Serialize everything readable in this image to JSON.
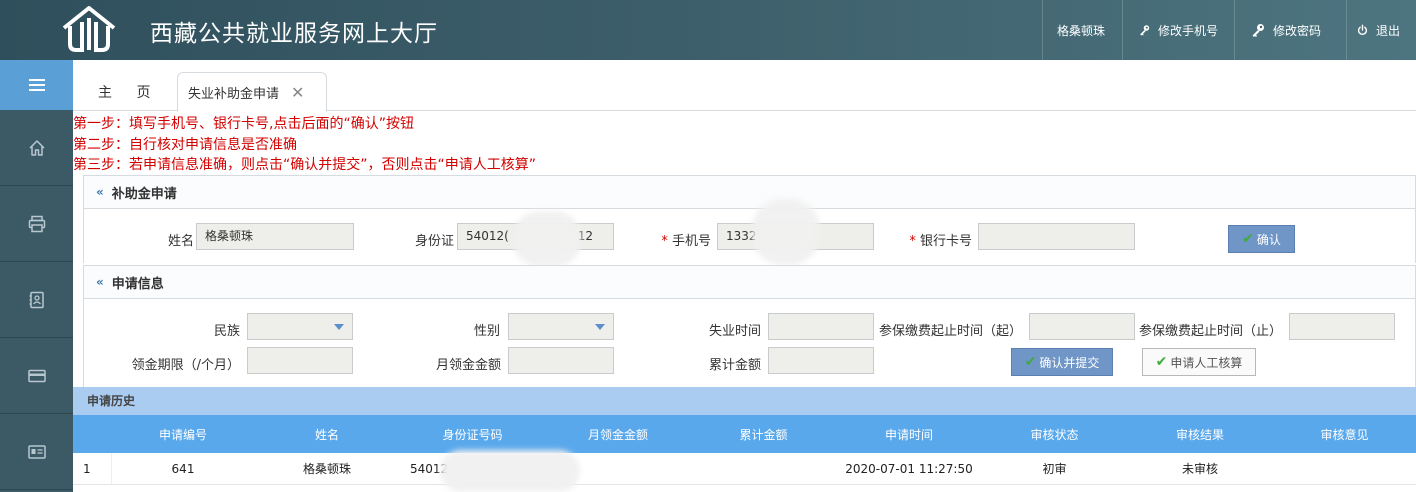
{
  "header": {
    "site_title": "西藏公共就业服务网上大厅",
    "user_name": "格桑顿珠",
    "change_phone": "修改手机号",
    "change_password": "修改密码",
    "logout": "退出"
  },
  "tabs": {
    "home": "主 页",
    "active": "失业补助金申请",
    "close": "✕"
  },
  "steps": [
    "第一步：填写手机号、银行卡号,点击后面的“确认”按钮",
    "第二步：自行核对申请信息是否准确",
    "第三步：若申请信息准确，则点击“确认并提交”，否则点击“申请人工核算”"
  ],
  "subsidy_panel": {
    "title": "补助金申请",
    "name_label": "姓名",
    "name_value": "格桑顿珠",
    "id_label": "身份证",
    "id_value_start": "54012(",
    "id_value_end": "12",
    "required_mark": "*",
    "phone_label": "手机号",
    "phone_value": "1332",
    "bank_label": "银行卡号",
    "bank_value": "",
    "confirm_button": "确认"
  },
  "info_panel": {
    "title": "申请信息",
    "ethnicity_label": "民族",
    "gender_label": "性别",
    "unemployment_time_label": "失业时间",
    "insurance_start_label": "参保缴费起止时间（起）",
    "insurance_end_label": "参保缴费起止时间（止）",
    "duration_label": "领金期限（/个月）",
    "monthly_amount_label": "月领金金额",
    "total_amount_label": "累计金额",
    "submit_button": "确认并提交",
    "manual_button": "申请人工核算"
  },
  "history": {
    "title": "申请历史",
    "columns": [
      "申请编号",
      "姓名",
      "身份证号码",
      "月领金金额",
      "累计金额",
      "申请时间",
      "审核状态",
      "审核结果",
      "审核意见"
    ],
    "rows": [
      {
        "index": "1",
        "number": "641",
        "name": "格桑顿珠",
        "id": "54012",
        "monthly": "",
        "total": "",
        "time": "2020-07-01 11:27:50",
        "status": "初审",
        "result": "未审核",
        "opinion": ""
      }
    ]
  },
  "colors": {
    "header_bg": "#3d5f6b",
    "sidebar_bg": "#3c5966",
    "sidebar_active": "#5aa0d6",
    "step_text": "#d30000",
    "table_header": "#5aa8ec",
    "history_bar": "#a9ccf0"
  },
  "icons": {
    "logo": "house-logo-icon",
    "key": "key-icon",
    "power": "power-icon",
    "menu": "hamburger-menu-icon",
    "home": "home-icon",
    "printer": "printer-icon",
    "contacts": "contact-book-icon",
    "card": "credit-card-icon",
    "id_card": "id-card-icon"
  }
}
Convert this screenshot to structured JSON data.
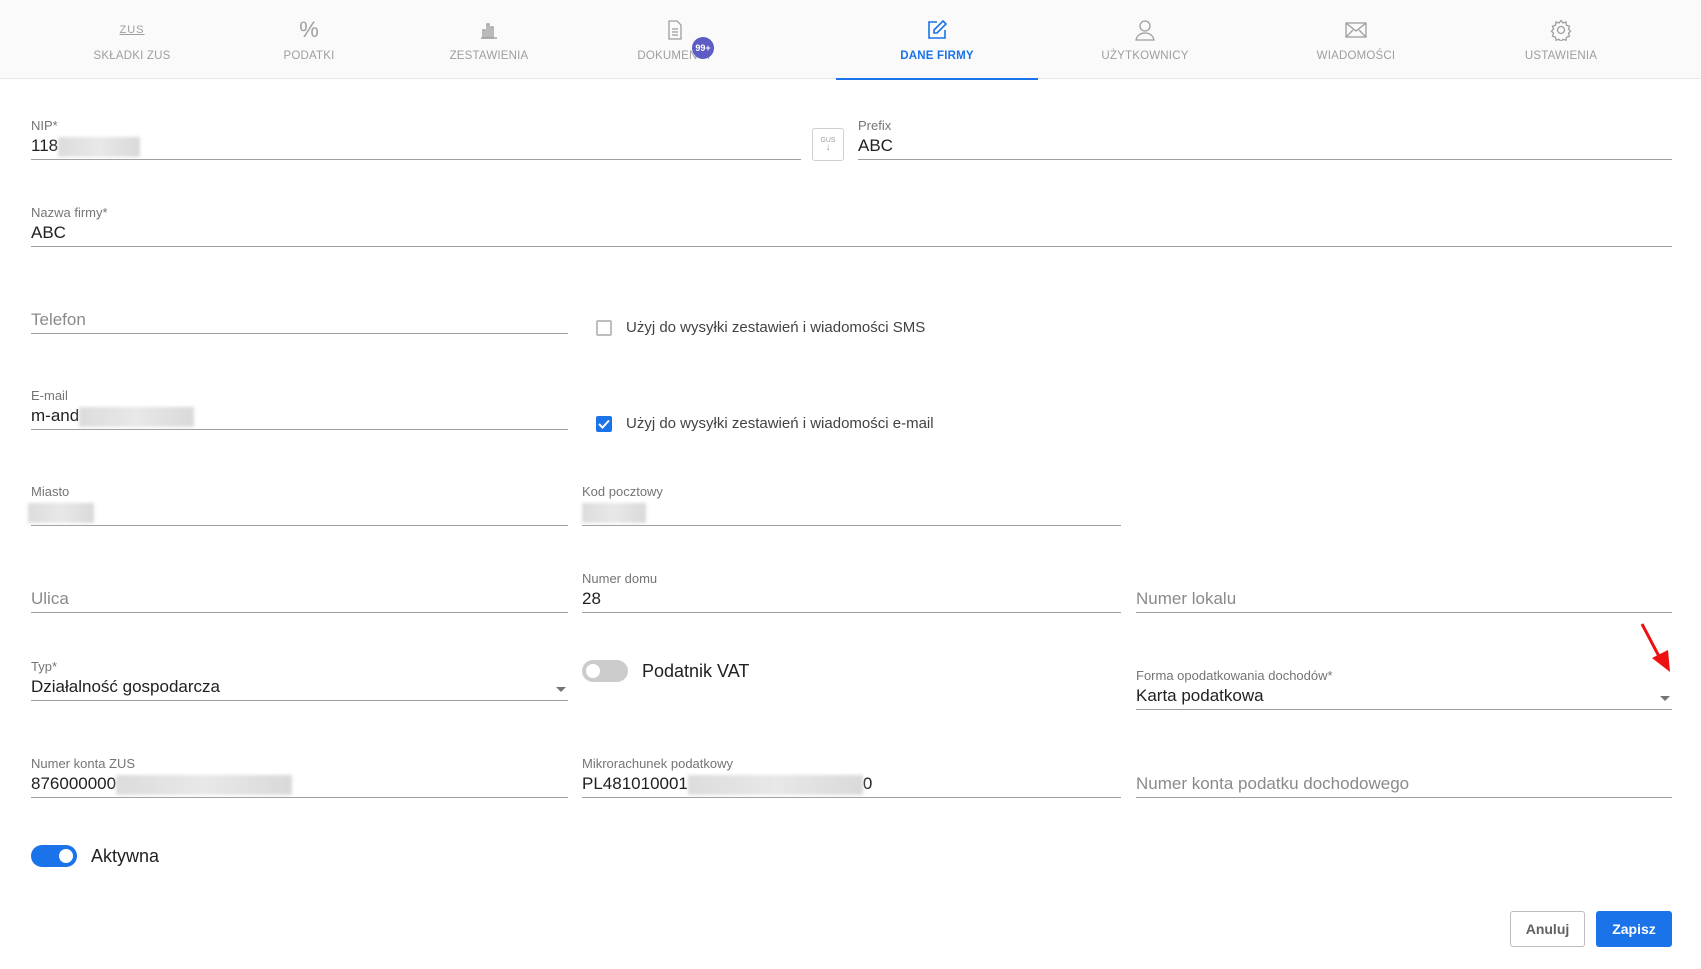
{
  "nav": {
    "tabs": [
      {
        "label": "SKŁADKI ZUS",
        "icon": "zus-icon"
      },
      {
        "label": "PODATKI",
        "icon": "percent-icon"
      },
      {
        "label": "ZESTAWIENIA",
        "icon": "bar-chart-icon"
      },
      {
        "label": "DOKUMENTY",
        "icon": "document-icon",
        "badge": "99+"
      },
      {
        "label": "DANE FIRMY",
        "icon": "edit-icon",
        "active": true
      },
      {
        "label": "UŻYTKOWNICY",
        "icon": "user-icon"
      },
      {
        "label": "WIADOMOŚCI",
        "icon": "mail-icon"
      },
      {
        "label": "USTAWIENIA",
        "icon": "gear-icon"
      }
    ],
    "zus_icon_text": "ZUS",
    "colors": {
      "active": "#1a73e8",
      "inactive": "#9e9e9e",
      "badge": "#5c5cc4"
    }
  },
  "form": {
    "nip": {
      "label": "NIP*",
      "value": "118"
    },
    "gus_button": {
      "label": "GUS"
    },
    "prefix": {
      "label": "Prefix",
      "value": "ABC"
    },
    "company_name": {
      "label": "Nazwa firmy*",
      "value": "ABC"
    },
    "phone": {
      "placeholder": "Telefon"
    },
    "sms_checkbox": {
      "label": "Użyj do wysyłki zestawień i wiadomości SMS",
      "checked": false
    },
    "email": {
      "label": "E-mail",
      "value": "m-and"
    },
    "email_checkbox": {
      "label": "Użyj do wysyłki zestawień i wiadomości e-mail",
      "checked": true
    },
    "city": {
      "label": "Miasto",
      "value": ""
    },
    "postal_code": {
      "label": "Kod pocztowy",
      "value": ""
    },
    "street": {
      "placeholder": "Ulica"
    },
    "house_number": {
      "label": "Numer domu",
      "value": "28"
    },
    "apartment_number": {
      "placeholder": "Numer lokalu"
    },
    "type": {
      "label": "Typ*",
      "value": "Działalność gospodarcza"
    },
    "vat_toggle": {
      "label": "Podatnik VAT",
      "on": false
    },
    "tax_form": {
      "label": "Forma opodatkowania dochodów*",
      "value": "Karta podatkowa"
    },
    "zus_account": {
      "label": "Numer konta ZUS",
      "value": "876000000"
    },
    "micro_account": {
      "label": "Mikrorachunek podatkowy",
      "value": "PL481010001",
      "value_tail": "0"
    },
    "income_tax_account": {
      "placeholder": "Numer konta podatku dochodowego"
    },
    "active_toggle": {
      "label": "Aktywna",
      "on": true
    }
  },
  "actions": {
    "cancel_label": "Anuluj",
    "save_label": "Zapisz"
  }
}
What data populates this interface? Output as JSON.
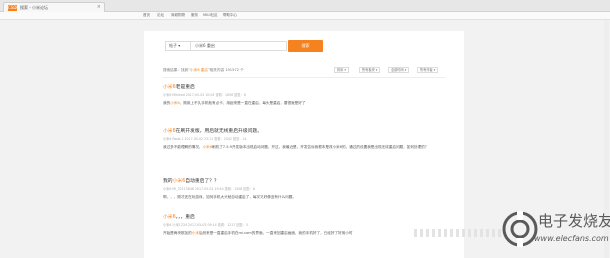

━━━━━━

Task objective
Set every line down exactly as written, leaving each picture out.

The response
Serialize everything readable in this image to JSON.
{
  "header": {
    "site_title": "西藏公共就业服务网上大厅",
    "user_name": "格桑顿珠",
    "change_phone": "修改手机号",
    "change_password": "修改密码",
    "logout": "退出"
  },
  "tabs": {
    "home": "主 页",
    "active": "失业补助金申请",
    "close": "✕"
  },
  "steps": [
    "第一步：填写手机号、银行卡号,点击后面的“确认”按钮",
    "第二步：自行核对申请信息是否准确",
    "第三步：若申请信息准确，则点击“确认并提交”，否则点击“申请人工核算”"
  ],
  "subsidy_panel": {
    "title": "补助金申请",
    "name_label": "姓名",
    "name_value": "格桑顿珠",
    "id_label": "身份证",
    "id_value_start": "54012(",
    "id_value_end": "12",
    "required_mark": "*",
    "phone_label": "手机号",
    "phone_value": "1332",
    "bank_label": "银行卡号",
    "bank_value": "",
    "confirm_button": "确认"
  },
  "info_panel": {
    "title": "申请信息",
    "ethnicity_label": "民族",
    "gender_label": "性别",
    "unemployment_time_label": "失业时间",
    "insurance_start_label": "参保缴费起止时间（起）",
    "insurance_end_label": "参保缴费起止时间（止）",
    "duration_label": "领金期限（/个月）",
    "monthly_amount_label": "月领金金额",
    "total_amount_label": "累计金额",
    "submit_button": "确认并提交",
    "manual_button": "申请人工核算"
  },
  "history": {
    "title": "申请历史",
    "columns": [
      "申请编号",
      "姓名",
      "身份证号码",
      "月领金金额",
      "累计金额",
      "申请时间",
      "审核状态",
      "审核结果",
      "审核意见"
    ],
    "rows": [
      {
        "index": "1",
        "number": "641",
        "name": "格桑顿珠",
        "id": "54012",
        "monthly": "",
        "total": "",
        "time": "2020-07-01 11:27:50",
        "status": "初审",
        "result": "未审核",
        "opinion": ""
      }
    ]
  },
  "colors": {
    "header_bg": "#3d5f6b",
    "sidebar_bg": "#3c5966",
    "sidebar_active": "#5aa0d6",
    "step_text": "#d30000",
    "table_header": "#5aa8ec",
    "history_bar": "#a9ccf0"
  },
  "icons": {
    "logo": "house-logo-icon",
    "key": "key-icon",
    "power": "power-icon",
    "menu": "hamburger-menu-icon",
    "home": "home-icon",
    "printer": "printer-icon",
    "contacts": "contact-book-icon",
    "card": "credit-card-icon",
    "id_card": "id-card-icon"
  }
}
Convert this screenshot to structured JSON data.
{
  "nav": {
    "tabs": [
      {
        "label": "SKŁADKI ZUS",
        "icon": "zus-icon"
      },
      {
        "label": "PODATKI",
        "icon": "percent-icon"
      },
      {
        "label": "ZESTAWIENIA",
        "icon": "bar-chart-icon"
      },
      {
        "label": "DOKUMENTY",
        "icon": "document-icon",
        "badge": "99+"
      },
      {
        "label": "DANE FIRMY",
        "icon": "edit-icon",
        "active": true
      },
      {
        "label": "UŻYTKOWNICY",
        "icon": "user-icon"
      },
      {
        "label": "WIADOMOŚCI",
        "icon": "mail-icon"
      },
      {
        "label": "USTAWIENIA",
        "icon": "gear-icon"
      }
    ],
    "zus_icon_text": "ZUS",
    "colors": {
      "active": "#1a73e8",
      "inactive": "#9e9e9e",
      "badge": "#5c5cc4"
    }
  },
  "form": {
    "nip": {
      "label": "NIP*",
      "value": "118"
    },
    "gus_button": {
      "label": "GUS"
    },
    "prefix": {
      "label": "Prefix",
      "value": "ABC"
    },
    "company_name": {
      "label": "Nazwa firmy*",
      "value": "ABC"
    },
    "phone": {
      "placeholder": "Telefon"
    },
    "sms_checkbox": {
      "label": "Użyj do wysyłki zestawień i wiadomości SMS",
      "checked": false
    },
    "email": {
      "label": "E-mail",
      "value": "m-and"
    },
    "email_checkbox": {
      "label": "Użyj do wysyłki zestawień i wiadomości e-mail",
      "checked": true
    },
    "city": {
      "label": "Miasto",
      "value": ""
    },
    "postal_code": {
      "label": "Kod pocztowy",
      "value": ""
    },
    "street": {
      "placeholder": "Ulica"
    },
    "house_number": {
      "label": "Numer domu",
      "value": "28"
    },
    "apartment_number": {
      "placeholder": "Numer lokalu"
    },
    "type": {
      "label": "Typ*",
      "value": "Działalność gospodarcza"
    },
    "vat_toggle": {
      "label": "Podatnik VAT",
      "on": false
    },
    "tax_form": {
      "label": "Forma opodatkowania dochodów*",
      "value": "Karta podatkowa"
    },
    "zus_account": {
      "label": "Numer konta ZUS",
      "value": "876000000"
    },
    "micro_account": {
      "label": "Mikrorachunek podatkowy",
      "value": "PL481010001",
      "value_tail": "0"
    },
    "income_tax_account": {
      "placeholder": "Numer konta podatku dochodowego"
    },
    "active_toggle": {
      "label": "Aktywna",
      "on": true
    }
  },
  "actions": {
    "cancel_label": "Anuluj",
    "save_label": "Zapisz"
  }
}
What data populates this interface? Output as JSON.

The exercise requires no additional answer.